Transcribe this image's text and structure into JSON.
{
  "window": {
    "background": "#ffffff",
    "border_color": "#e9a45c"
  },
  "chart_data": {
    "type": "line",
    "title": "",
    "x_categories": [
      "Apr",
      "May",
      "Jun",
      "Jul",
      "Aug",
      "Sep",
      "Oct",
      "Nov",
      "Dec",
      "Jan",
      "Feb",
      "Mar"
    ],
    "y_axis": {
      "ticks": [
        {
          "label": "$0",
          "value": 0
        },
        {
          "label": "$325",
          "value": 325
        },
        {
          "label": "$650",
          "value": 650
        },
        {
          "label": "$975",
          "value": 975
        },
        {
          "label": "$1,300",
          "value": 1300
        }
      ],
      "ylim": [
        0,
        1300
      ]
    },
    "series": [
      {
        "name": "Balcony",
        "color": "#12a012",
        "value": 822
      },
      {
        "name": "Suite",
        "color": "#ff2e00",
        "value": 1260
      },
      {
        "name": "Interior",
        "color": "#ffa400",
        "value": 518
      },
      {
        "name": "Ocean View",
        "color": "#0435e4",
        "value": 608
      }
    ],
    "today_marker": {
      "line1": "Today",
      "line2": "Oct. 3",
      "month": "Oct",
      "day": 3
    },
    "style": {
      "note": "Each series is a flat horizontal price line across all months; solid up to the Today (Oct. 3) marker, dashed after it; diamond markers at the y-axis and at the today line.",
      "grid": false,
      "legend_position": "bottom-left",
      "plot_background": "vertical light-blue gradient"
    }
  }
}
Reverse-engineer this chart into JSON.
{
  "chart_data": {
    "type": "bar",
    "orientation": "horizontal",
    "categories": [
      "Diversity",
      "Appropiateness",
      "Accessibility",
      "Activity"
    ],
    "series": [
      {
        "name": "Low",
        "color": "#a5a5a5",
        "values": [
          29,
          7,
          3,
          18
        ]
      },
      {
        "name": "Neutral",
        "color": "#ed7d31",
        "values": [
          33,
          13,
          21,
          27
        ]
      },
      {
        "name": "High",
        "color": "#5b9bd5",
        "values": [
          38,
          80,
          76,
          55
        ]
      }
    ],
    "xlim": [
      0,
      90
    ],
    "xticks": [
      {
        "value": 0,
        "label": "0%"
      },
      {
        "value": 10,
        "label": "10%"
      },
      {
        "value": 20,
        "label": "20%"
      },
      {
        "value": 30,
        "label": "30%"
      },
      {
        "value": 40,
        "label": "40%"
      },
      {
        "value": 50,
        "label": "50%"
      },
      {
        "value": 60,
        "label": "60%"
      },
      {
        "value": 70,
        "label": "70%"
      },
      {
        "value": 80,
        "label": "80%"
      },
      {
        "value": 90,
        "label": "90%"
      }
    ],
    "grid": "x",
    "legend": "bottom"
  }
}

● **Exercise requirements**: Please repeat all the records above exactly as they appear.

● **Correct answer**:
Transcribe this image's text and structure into JSON.
{
  "window": {
    "background": "#ffffff",
    "border_color": "#e9a45c"
  },
  "chart_data": {
    "type": "line",
    "title": "",
    "x_categories": [
      "Apr",
      "May",
      "Jun",
      "Jul",
      "Aug",
      "Sep",
      "Oct",
      "Nov",
      "Dec",
      "Jan",
      "Feb",
      "Mar"
    ],
    "y_axis": {
      "ticks": [
        {
          "label": "$0",
          "value": 0
        },
        {
          "label": "$325",
          "value": 325
        },
        {
          "label": "$650",
          "value": 650
        },
        {
          "label": "$975",
          "value": 975
        },
        {
          "label": "$1,300",
          "value": 1300
        }
      ],
      "ylim": [
        0,
        1300
      ]
    },
    "series": [
      {
        "name": "Balcony",
        "color": "#12a012",
        "value": 822
      },
      {
        "name": "Suite",
        "color": "#ff2e00",
        "value": 1260
      },
      {
        "name": "Interior",
        "color": "#ffa400",
        "value": 518
      },
      {
        "name": "Ocean View",
        "color": "#0435e4",
        "value": 608
      }
    ],
    "today_marker": {
      "line1": "Today",
      "line2": "Oct. 3",
      "month": "Oct",
      "day": 3
    },
    "style": {
      "note": "Each series is a flat horizontal price line across all months; solid up to the Today (Oct. 3) marker, dashed after it; diamond markers at the y-axis and at the today line.",
      "grid": false,
      "legend_position": "bottom-left",
      "plot_background": "vertical light-blue gradient"
    }
  }
}
Reverse-engineer this chart into JSON.
{
  "chart_data": {
    "type": "bar",
    "orientation": "horizontal",
    "categories": [
      "Diversity",
      "Appropiateness",
      "Accessibility",
      "Activity"
    ],
    "series": [
      {
        "name": "Low",
        "color": "#a5a5a5",
        "values": [
          29,
          7,
          3,
          18
        ]
      },
      {
        "name": "Neutral",
        "color": "#ed7d31",
        "values": [
          33,
          13,
          21,
          27
        ]
      },
      {
        "name": "High",
        "color": "#5b9bd5",
        "values": [
          38,
          80,
          76,
          55
        ]
      }
    ],
    "xlim": [
      0,
      90
    ],
    "xticks": [
      {
        "value": 0,
        "label": "0%"
      },
      {
        "value": 10,
        "label": "10%"
      },
      {
        "value": 20,
        "label": "20%"
      },
      {
        "value": 30,
        "label": "30%"
      },
      {
        "value": 40,
        "label": "40%"
      },
      {
        "value": 50,
        "label": "50%"
      },
      {
        "value": 60,
        "label": "60%"
      },
      {
        "value": 70,
        "label": "70%"
      },
      {
        "value": 80,
        "label": "80%"
      },
      {
        "value": 90,
        "label": "90%"
      }
    ],
    "grid": "x",
    "legend": "bottom"
  }
}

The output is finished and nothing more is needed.